Required task
Repeat, line for line, the entries printed below.

--- --- ---

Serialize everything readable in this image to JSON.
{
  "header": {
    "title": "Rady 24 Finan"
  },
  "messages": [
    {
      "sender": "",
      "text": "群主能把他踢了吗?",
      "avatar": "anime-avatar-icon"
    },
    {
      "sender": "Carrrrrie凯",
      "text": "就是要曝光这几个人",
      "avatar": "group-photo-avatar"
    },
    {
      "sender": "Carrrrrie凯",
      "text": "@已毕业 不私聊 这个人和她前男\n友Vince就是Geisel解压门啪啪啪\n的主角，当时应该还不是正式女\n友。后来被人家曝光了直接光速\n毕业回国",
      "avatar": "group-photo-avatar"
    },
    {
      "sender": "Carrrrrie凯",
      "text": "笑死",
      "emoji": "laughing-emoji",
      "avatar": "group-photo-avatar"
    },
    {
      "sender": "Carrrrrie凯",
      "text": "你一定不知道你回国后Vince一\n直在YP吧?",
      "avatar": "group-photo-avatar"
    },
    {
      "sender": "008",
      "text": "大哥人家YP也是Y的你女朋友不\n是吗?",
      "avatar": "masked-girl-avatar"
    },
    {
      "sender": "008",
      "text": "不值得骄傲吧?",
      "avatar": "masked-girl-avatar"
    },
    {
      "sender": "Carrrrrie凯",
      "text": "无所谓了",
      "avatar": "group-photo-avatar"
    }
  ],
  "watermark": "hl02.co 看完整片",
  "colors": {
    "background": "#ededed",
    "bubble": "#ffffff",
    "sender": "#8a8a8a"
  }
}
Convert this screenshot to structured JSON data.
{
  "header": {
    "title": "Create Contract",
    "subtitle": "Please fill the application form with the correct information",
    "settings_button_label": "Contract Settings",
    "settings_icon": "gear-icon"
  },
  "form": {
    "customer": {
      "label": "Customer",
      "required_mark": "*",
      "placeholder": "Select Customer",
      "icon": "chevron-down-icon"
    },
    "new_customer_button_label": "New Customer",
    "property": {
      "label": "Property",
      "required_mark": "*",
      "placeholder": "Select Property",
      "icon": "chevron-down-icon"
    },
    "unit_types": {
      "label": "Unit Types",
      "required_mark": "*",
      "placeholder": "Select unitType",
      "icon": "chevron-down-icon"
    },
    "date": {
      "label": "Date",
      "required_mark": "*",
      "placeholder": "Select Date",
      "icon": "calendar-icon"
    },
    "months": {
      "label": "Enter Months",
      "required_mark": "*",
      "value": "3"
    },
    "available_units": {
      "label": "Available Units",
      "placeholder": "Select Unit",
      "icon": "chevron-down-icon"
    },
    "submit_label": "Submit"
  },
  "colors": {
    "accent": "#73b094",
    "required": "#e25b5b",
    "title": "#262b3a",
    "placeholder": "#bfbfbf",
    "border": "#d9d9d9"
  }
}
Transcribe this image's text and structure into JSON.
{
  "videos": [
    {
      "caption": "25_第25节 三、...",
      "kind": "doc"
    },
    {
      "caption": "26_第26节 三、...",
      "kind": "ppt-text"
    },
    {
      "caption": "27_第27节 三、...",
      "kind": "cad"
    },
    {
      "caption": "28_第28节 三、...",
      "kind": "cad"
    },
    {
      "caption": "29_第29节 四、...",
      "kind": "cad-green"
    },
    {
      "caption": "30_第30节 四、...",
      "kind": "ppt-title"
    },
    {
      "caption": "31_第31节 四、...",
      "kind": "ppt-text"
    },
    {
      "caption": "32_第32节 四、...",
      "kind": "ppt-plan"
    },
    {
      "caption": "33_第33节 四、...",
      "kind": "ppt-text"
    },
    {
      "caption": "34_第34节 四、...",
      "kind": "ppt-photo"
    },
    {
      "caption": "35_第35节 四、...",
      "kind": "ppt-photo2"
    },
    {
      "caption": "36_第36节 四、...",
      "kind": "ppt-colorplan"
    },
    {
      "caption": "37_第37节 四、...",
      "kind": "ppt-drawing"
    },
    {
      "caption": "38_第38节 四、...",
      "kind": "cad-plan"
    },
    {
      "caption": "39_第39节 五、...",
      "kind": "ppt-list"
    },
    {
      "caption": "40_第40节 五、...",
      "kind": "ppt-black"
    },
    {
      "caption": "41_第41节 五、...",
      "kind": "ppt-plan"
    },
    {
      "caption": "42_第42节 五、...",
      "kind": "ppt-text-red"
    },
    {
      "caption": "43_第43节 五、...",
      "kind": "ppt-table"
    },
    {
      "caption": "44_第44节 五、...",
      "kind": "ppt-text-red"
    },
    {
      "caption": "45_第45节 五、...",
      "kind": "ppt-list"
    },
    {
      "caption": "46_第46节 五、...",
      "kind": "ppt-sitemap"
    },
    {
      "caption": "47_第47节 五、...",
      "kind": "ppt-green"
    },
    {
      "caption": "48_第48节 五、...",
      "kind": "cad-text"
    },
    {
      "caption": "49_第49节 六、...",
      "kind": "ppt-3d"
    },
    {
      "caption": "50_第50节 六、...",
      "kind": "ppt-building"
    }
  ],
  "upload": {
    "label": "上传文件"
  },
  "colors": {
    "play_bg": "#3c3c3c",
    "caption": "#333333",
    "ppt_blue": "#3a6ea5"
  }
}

--- --- ---

Correct output
Serialize everything readable in this image to JSON.
{
  "header": {
    "title": "Rady 24 Finan"
  },
  "messages": [
    {
      "sender": "",
      "text": "群主能把他踢了吗?",
      "avatar": "anime-avatar-icon"
    },
    {
      "sender": "Carrrrrie凯",
      "text": "就是要曝光这几个人",
      "avatar": "group-photo-avatar"
    },
    {
      "sender": "Carrrrrie凯",
      "text": "@已毕业 不私聊 这个人和她前男\n友Vince就是Geisel解压门啪啪啪\n的主角，当时应该还不是正式女\n友。后来被人家曝光了直接光速\n毕业回国",
      "avatar": "group-photo-avatar"
    },
    {
      "sender": "Carrrrrie凯",
      "text": "笑死",
      "emoji": "laughing-emoji",
      "avatar": "group-photo-avatar"
    },
    {
      "sender": "Carrrrrie凯",
      "text": "你一定不知道你回国后Vince一\n直在YP吧?",
      "avatar": "group-photo-avatar"
    },
    {
      "sender": "008",
      "text": "大哥人家YP也是Y的你女朋友不\n是吗?",
      "avatar": "masked-girl-avatar"
    },
    {
      "sender": "008",
      "text": "不值得骄傲吧?",
      "avatar": "masked-girl-avatar"
    },
    {
      "sender": "Carrrrrie凯",
      "text": "无所谓了",
      "avatar": "group-photo-avatar"
    }
  ],
  "watermark": "hl02.co 看完整片",
  "colors": {
    "background": "#ededed",
    "bubble": "#ffffff",
    "sender": "#8a8a8a"
  }
}
Convert this screenshot to structured JSON data.
{
  "header": {
    "title": "Create Contract",
    "subtitle": "Please fill the application form with the correct information",
    "settings_button_label": "Contract Settings",
    "settings_icon": "gear-icon"
  },
  "form": {
    "customer": {
      "label": "Customer",
      "required_mark": "*",
      "placeholder": "Select Customer",
      "icon": "chevron-down-icon"
    },
    "new_customer_button_label": "New Customer",
    "property": {
      "label": "Property",
      "required_mark": "*",
      "placeholder": "Select Property",
      "icon": "chevron-down-icon"
    },
    "unit_types": {
      "label": "Unit Types",
      "required_mark": "*",
      "placeholder": "Select unitType",
      "icon": "chevron-down-icon"
    },
    "date": {
      "label": "Date",
      "required_mark": "*",
      "placeholder": "Select Date",
      "icon": "calendar-icon"
    },
    "months": {
      "label": "Enter Months",
      "required_mark": "*",
      "value": "3"
    },
    "available_units": {
      "label": "Available Units",
      "placeholder": "Select Unit",
      "icon": "chevron-down-icon"
    },
    "submit_label": "Submit"
  },
  "colors": {
    "accent": "#73b094",
    "required": "#e25b5b",
    "title": "#262b3a",
    "placeholder": "#bfbfbf",
    "border": "#d9d9d9"
  }
}
Transcribe this image's text and structure into JSON.
{
  "videos": [
    {
      "caption": "25_第25节 三、...",
      "kind": "doc"
    },
    {
      "caption": "26_第26节 三、...",
      "kind": "ppt-text"
    },
    {
      "caption": "27_第27节 三、...",
      "kind": "cad"
    },
    {
      "caption": "28_第28节 三、...",
      "kind": "cad"
    },
    {
      "caption": "29_第29节 四、...",
      "kind": "cad-green"
    },
    {
      "caption": "30_第30节 四、...",
      "kind": "ppt-title"
    },
    {
      "caption": "31_第31节 四、...",
      "kind": "ppt-text"
    },
    {
      "caption": "32_第32节 四、...",
      "kind": "ppt-plan"
    },
    {
      "caption": "33_第33节 四、...",
      "kind": "ppt-text"
    },
    {
      "caption": "34_第34节 四、...",
      "kind": "ppt-photo"
    },
    {
      "caption": "35_第35节 四、...",
      "kind": "ppt-photo2"
    },
    {
      "caption": "36_第36节 四、...",
      "kind": "ppt-colorplan"
    },
    {
      "caption": "37_第37节 四、...",
      "kind": "ppt-drawing"
    },
    {
      "caption": "38_第38节 四、...",
      "kind": "cad-plan"
    },
    {
      "caption": "39_第39节 五、...",
      "kind": "ppt-list"
    },
    {
      "caption": "40_第40节 五、...",
      "kind": "ppt-black"
    },
    {
      "caption": "41_第41节 五、...",
      "kind": "ppt-plan"
    },
    {
      "caption": "42_第42节 五、...",
      "kind": "ppt-text-red"
    },
    {
      "caption": "43_第43节 五、...",
      "kind": "ppt-table"
    },
    {
      "caption": "44_第44节 五、...",
      "kind": "ppt-text-red"
    },
    {
      "caption": "45_第45节 五、...",
      "kind": "ppt-list"
    },
    {
      "caption": "46_第46节 五、...",
      "kind": "ppt-sitemap"
    },
    {
      "caption": "47_第47节 五、...",
      "kind": "ppt-green"
    },
    {
      "caption": "48_第48节 五、...",
      "kind": "cad-text"
    },
    {
      "caption": "49_第49节 六、...",
      "kind": "ppt-3d"
    },
    {
      "caption": "50_第50节 六、...",
      "kind": "ppt-building"
    }
  ],
  "upload": {
    "label": "上传文件"
  },
  "colors": {
    "play_bg": "#3c3c3c",
    "caption": "#333333",
    "ppt_blue": "#3a6ea5"
  }
}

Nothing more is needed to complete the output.